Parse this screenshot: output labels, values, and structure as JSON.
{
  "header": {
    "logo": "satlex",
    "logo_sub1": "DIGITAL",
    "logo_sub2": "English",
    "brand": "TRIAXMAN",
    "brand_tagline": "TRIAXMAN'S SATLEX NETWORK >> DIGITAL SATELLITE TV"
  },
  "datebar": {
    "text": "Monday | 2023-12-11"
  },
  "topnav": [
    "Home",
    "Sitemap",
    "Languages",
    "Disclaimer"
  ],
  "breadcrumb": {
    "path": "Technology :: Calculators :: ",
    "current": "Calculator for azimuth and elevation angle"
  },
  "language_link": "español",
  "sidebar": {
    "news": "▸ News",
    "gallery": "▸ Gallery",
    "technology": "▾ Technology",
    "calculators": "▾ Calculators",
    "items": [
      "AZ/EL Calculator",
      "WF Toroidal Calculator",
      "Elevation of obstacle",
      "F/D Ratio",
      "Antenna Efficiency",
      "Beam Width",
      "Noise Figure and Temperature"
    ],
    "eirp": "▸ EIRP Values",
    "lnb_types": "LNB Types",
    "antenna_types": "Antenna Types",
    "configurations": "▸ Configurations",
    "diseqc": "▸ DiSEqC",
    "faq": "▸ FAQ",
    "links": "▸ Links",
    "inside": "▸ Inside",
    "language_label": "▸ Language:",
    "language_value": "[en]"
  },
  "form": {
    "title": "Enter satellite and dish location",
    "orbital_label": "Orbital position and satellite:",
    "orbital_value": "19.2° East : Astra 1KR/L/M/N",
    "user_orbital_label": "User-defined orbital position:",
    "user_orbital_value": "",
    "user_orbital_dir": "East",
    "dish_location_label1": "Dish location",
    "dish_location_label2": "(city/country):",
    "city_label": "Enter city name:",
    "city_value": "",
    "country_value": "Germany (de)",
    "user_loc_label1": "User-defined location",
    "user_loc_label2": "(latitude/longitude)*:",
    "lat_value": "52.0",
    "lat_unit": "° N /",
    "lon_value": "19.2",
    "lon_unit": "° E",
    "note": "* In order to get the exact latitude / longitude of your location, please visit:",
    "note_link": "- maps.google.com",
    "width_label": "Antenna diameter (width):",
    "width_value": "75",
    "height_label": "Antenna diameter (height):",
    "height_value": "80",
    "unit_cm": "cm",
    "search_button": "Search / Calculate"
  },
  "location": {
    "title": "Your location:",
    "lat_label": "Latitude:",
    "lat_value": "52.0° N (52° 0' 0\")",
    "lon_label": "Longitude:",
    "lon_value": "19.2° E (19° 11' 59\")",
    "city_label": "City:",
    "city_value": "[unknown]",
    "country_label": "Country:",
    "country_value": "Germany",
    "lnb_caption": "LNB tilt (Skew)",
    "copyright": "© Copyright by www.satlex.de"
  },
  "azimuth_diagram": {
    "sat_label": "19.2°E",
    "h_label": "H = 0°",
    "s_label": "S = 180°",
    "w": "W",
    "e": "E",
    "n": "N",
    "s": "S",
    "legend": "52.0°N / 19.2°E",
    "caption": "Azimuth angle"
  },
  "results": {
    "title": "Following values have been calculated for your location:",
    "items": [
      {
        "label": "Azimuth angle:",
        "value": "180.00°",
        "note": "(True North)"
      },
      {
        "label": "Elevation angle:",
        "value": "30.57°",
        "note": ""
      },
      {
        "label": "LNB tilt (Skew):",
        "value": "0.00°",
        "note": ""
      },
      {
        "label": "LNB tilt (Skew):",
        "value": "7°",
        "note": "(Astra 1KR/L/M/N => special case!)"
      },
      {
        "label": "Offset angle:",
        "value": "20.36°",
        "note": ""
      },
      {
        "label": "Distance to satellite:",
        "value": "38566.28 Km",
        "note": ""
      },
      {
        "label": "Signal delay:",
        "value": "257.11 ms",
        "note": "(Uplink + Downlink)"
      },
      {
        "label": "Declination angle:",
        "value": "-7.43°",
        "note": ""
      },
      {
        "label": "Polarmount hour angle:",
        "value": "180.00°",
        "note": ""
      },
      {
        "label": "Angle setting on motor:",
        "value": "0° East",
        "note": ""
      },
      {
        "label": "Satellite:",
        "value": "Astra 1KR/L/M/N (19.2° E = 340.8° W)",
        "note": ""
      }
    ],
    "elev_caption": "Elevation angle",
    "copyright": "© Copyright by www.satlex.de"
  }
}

• Instructions to follow: Write an exact transcription of every entry above.

• Answer to the exercise:
Parse this screenshot: output labels, values, and structure as JSON.
{
  "header": {
    "logo": "satlex",
    "logo_sub1": "DIGITAL",
    "logo_sub2": "English",
    "brand": "TRIAXMAN",
    "brand_tagline": "TRIAXMAN'S SATLEX NETWORK >> DIGITAL SATELLITE TV"
  },
  "datebar": {
    "text": "Monday | 2023-12-11"
  },
  "topnav": [
    "Home",
    "Sitemap",
    "Languages",
    "Disclaimer"
  ],
  "breadcrumb": {
    "path": "Technology :: Calculators :: ",
    "current": "Calculator for azimuth and elevation angle"
  },
  "language_link": "español",
  "sidebar": {
    "news": "▸ News",
    "gallery": "▸ Gallery",
    "technology": "▾ Technology",
    "calculators": "▾ Calculators",
    "items": [
      "AZ/EL Calculator",
      "WF Toroidal Calculator",
      "Elevation of obstacle",
      "F/D Ratio",
      "Antenna Efficiency",
      "Beam Width",
      "Noise Figure and Temperature"
    ],
    "eirp": "▸ EIRP Values",
    "lnb_types": "LNB Types",
    "antenna_types": "Antenna Types",
    "configurations": "▸ Configurations",
    "diseqc": "▸ DiSEqC",
    "faq": "▸ FAQ",
    "links": "▸ Links",
    "inside": "▸ Inside",
    "language_label": "▸ Language:",
    "language_value": "[en]"
  },
  "form": {
    "title": "Enter satellite and dish location",
    "orbital_label": "Orbital position and satellite:",
    "orbital_value": "19.2° East : Astra 1KR/L/M/N",
    "user_orbital_label": "User-defined orbital position:",
    "user_orbital_value": "",
    "user_orbital_dir": "East",
    "dish_location_label1": "Dish location",
    "dish_location_label2": "(city/country):",
    "city_label": "Enter city name:",
    "city_value": "",
    "country_value": "Germany (de)",
    "user_loc_label1": "User-defined location",
    "user_loc_label2": "(latitude/longitude)*:",
    "lat_value": "52.0",
    "lat_unit": "° N /",
    "lon_value": "19.2",
    "lon_unit": "° E",
    "note": "* In order to get the exact latitude / longitude of your location, please visit:",
    "note_link": "- maps.google.com",
    "width_label": "Antenna diameter (width):",
    "width_value": "75",
    "height_label": "Antenna diameter (height):",
    "height_value": "80",
    "unit_cm": "cm",
    "search_button": "Search / Calculate"
  },
  "location": {
    "title": "Your location:",
    "lat_label": "Latitude:",
    "lat_value": "52.0° N (52° 0' 0\")",
    "lon_label": "Longitude:",
    "lon_value": "19.2° E (19° 11' 59\")",
    "city_label": "City:",
    "city_value": "[unknown]",
    "country_label": "Country:",
    "country_value": "Germany",
    "lnb_caption": "LNB tilt (Skew)",
    "copyright": "© Copyright by www.satlex.de"
  },
  "azimuth_diagram": {
    "sat_label": "19.2°E",
    "h_label": "H = 0°",
    "s_label": "S = 180°",
    "w": "W",
    "e": "E",
    "n": "N",
    "s": "S",
    "legend": "52.0°N / 19.2°E",
    "caption": "Azimuth angle"
  },
  "results": {
    "title": "Following values have been calculated for your location:",
    "items": [
      {
        "label": "Azimuth angle:",
        "value": "180.00°",
        "note": "(True North)"
      },
      {
        "label": "Elevation angle:",
        "value": "30.57°",
        "note": ""
      },
      {
        "label": "LNB tilt (Skew):",
        "value": "0.00°",
        "note": ""
      },
      {
        "label": "LNB tilt (Skew):",
        "value": "7°",
        "note": "(Astra 1KR/L/M/N => special case!)"
      },
      {
        "label": "Offset angle:",
        "value": "20.36°",
        "note": ""
      },
      {
        "label": "Distance to satellite:",
        "value": "38566.28 Km",
        "note": ""
      },
      {
        "label": "Signal delay:",
        "value": "257.11 ms",
        "note": "(Uplink + Downlink)"
      },
      {
        "label": "Declination angle:",
        "value": "-7.43°",
        "note": ""
      },
      {
        "label": "Polarmount hour angle:",
        "value": "180.00°",
        "note": ""
      },
      {
        "label": "Angle setting on motor:",
        "value": "0° East",
        "note": ""
      },
      {
        "label": "Satellite:",
        "value": "Astra 1KR/L/M/N (19.2° E = 340.8° W)",
        "note": ""
      }
    ],
    "elev_caption": "Elevation angle",
    "copyright": "© Copyright by www.satlex.de"
  }
}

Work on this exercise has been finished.